TASK: In the entries below, count every line with the string "content". State the count and nothing else.

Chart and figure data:
::::::::::
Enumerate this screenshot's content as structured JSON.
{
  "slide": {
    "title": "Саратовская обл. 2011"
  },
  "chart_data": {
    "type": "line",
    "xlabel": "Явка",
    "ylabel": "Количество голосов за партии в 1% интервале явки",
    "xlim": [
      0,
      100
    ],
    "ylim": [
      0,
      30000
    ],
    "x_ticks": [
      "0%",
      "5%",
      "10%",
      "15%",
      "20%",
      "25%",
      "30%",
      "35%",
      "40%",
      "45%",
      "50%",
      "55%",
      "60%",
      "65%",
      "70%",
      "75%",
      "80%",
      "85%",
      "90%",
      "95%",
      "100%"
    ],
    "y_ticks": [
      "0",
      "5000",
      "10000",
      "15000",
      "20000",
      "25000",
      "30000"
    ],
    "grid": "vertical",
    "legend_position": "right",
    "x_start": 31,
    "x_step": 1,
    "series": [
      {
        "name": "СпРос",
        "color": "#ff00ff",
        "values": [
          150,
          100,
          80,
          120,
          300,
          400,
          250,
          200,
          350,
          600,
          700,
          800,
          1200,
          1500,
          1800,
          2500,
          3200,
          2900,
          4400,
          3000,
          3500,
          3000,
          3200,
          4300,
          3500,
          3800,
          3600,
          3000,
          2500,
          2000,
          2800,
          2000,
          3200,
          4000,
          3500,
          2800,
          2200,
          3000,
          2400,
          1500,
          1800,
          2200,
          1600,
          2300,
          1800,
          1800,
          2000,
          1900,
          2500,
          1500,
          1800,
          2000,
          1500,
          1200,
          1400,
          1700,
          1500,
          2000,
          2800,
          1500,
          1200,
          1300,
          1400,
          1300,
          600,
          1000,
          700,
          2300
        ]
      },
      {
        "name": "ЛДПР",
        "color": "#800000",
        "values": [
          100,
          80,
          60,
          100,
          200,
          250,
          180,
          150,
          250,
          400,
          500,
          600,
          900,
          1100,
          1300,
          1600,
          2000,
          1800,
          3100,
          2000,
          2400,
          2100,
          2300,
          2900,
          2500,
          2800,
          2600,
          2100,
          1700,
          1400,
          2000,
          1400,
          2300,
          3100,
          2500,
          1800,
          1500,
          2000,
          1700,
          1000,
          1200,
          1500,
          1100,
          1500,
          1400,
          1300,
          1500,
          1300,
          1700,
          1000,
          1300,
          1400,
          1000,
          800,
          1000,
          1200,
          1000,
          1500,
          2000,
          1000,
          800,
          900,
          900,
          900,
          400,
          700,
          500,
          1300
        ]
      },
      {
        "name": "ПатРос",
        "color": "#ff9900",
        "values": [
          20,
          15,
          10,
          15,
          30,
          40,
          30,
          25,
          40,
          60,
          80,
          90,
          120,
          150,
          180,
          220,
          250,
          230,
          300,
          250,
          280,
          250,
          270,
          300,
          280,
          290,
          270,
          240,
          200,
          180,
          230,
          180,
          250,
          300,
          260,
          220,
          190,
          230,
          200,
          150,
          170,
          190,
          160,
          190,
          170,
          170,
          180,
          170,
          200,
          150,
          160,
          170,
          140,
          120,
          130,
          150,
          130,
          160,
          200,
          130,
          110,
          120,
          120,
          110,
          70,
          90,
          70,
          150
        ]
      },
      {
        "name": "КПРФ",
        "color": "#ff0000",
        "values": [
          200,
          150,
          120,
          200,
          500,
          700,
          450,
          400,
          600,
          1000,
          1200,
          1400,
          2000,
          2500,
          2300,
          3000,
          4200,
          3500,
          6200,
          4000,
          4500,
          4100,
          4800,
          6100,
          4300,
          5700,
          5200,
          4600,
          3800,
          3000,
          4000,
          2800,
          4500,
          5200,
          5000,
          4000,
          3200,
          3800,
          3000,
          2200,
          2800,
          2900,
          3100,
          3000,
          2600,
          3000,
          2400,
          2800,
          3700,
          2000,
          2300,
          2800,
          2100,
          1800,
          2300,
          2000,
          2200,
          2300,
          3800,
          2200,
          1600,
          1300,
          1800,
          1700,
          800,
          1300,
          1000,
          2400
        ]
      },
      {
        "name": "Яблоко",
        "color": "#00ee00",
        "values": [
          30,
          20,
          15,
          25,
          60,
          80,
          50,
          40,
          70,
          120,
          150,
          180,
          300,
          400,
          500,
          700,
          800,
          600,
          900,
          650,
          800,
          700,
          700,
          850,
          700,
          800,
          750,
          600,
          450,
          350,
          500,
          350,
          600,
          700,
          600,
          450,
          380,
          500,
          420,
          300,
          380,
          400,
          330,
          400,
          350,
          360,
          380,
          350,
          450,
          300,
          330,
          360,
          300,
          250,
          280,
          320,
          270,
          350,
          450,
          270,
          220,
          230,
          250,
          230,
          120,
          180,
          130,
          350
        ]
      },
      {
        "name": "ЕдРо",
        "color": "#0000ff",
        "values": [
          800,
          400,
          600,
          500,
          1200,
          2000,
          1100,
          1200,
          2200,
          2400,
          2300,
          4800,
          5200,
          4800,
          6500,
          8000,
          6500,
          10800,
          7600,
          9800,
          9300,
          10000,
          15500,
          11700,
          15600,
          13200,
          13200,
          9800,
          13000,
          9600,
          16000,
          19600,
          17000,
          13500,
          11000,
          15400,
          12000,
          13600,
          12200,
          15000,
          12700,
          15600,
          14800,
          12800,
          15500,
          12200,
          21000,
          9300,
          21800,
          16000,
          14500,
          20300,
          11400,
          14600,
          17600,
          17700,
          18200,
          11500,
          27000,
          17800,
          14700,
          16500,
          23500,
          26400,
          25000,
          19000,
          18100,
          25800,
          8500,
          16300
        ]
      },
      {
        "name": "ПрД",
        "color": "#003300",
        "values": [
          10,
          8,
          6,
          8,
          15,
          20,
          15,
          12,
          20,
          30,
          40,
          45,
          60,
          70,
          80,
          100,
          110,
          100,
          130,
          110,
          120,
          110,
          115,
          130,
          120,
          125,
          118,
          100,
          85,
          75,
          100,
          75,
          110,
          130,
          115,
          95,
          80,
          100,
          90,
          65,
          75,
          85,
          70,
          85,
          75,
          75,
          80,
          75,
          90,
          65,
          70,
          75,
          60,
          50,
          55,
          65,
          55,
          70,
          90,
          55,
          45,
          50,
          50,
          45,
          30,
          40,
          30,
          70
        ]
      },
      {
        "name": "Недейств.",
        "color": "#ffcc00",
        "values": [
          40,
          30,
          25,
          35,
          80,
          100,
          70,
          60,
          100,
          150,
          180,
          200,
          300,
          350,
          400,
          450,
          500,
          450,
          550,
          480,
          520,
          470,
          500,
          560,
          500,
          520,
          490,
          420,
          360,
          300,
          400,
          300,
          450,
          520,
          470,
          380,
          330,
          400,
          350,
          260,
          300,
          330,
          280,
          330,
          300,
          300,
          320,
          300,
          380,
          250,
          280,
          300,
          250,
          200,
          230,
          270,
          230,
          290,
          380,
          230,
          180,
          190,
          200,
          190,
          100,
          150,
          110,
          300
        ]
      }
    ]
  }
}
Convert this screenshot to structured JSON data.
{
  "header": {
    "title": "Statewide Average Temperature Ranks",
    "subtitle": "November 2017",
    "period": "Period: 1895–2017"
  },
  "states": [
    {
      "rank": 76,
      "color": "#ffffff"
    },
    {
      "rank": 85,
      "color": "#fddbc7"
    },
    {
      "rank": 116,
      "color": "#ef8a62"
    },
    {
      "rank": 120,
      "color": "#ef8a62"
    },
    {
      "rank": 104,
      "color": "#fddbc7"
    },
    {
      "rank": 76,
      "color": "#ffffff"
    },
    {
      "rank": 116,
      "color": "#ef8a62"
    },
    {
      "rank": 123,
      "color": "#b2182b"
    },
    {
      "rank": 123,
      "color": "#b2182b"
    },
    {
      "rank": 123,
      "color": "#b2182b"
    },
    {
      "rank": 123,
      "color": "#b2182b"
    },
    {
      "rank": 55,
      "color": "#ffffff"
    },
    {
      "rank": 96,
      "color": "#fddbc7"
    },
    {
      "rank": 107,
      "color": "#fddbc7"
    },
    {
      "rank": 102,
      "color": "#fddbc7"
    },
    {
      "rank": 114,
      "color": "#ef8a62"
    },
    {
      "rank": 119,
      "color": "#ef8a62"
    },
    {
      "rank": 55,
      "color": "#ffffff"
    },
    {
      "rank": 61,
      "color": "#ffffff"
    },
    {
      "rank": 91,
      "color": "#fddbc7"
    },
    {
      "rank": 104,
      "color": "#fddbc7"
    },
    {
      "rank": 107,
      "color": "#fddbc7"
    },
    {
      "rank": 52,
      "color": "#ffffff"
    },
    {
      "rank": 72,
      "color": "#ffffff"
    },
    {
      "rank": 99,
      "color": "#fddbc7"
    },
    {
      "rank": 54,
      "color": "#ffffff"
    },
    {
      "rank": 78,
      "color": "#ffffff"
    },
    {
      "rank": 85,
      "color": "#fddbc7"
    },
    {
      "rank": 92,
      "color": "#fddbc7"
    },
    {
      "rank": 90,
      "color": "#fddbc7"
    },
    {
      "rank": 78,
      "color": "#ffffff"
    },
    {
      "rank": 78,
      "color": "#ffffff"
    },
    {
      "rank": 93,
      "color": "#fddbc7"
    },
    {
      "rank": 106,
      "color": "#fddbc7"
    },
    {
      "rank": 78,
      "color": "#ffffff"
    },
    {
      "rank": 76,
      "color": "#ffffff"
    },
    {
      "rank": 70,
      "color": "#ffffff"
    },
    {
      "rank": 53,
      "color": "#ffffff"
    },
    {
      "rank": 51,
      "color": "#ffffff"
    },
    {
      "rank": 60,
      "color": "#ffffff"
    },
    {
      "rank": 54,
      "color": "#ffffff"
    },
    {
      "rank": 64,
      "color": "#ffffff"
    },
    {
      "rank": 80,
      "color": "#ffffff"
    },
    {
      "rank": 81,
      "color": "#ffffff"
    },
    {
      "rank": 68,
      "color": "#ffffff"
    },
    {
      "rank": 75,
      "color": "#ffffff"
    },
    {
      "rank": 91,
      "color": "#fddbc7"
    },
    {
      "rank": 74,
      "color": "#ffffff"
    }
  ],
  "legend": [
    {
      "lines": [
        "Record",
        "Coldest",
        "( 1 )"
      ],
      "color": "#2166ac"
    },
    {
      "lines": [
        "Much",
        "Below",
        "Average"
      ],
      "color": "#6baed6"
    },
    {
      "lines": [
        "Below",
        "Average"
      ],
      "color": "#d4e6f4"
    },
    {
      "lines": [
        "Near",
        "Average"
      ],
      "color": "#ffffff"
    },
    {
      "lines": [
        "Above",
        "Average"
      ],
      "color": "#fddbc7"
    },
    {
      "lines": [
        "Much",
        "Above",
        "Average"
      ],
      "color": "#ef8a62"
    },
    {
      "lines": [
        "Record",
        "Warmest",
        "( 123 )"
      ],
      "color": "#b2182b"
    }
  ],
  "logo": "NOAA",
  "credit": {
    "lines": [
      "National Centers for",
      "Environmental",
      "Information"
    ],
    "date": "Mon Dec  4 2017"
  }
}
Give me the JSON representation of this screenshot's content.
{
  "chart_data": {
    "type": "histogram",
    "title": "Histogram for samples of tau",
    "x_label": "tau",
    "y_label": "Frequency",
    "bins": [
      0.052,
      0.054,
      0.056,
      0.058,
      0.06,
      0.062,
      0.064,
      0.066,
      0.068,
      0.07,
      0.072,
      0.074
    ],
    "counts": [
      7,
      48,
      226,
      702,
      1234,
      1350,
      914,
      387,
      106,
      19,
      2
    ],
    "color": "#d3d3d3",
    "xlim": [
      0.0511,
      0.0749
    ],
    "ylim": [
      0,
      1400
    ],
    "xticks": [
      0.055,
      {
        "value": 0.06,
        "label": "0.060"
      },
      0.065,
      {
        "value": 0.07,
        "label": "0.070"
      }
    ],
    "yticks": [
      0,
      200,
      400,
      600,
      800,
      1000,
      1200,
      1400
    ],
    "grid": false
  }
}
::::::::::
RESPONSE TO THE TASK: 2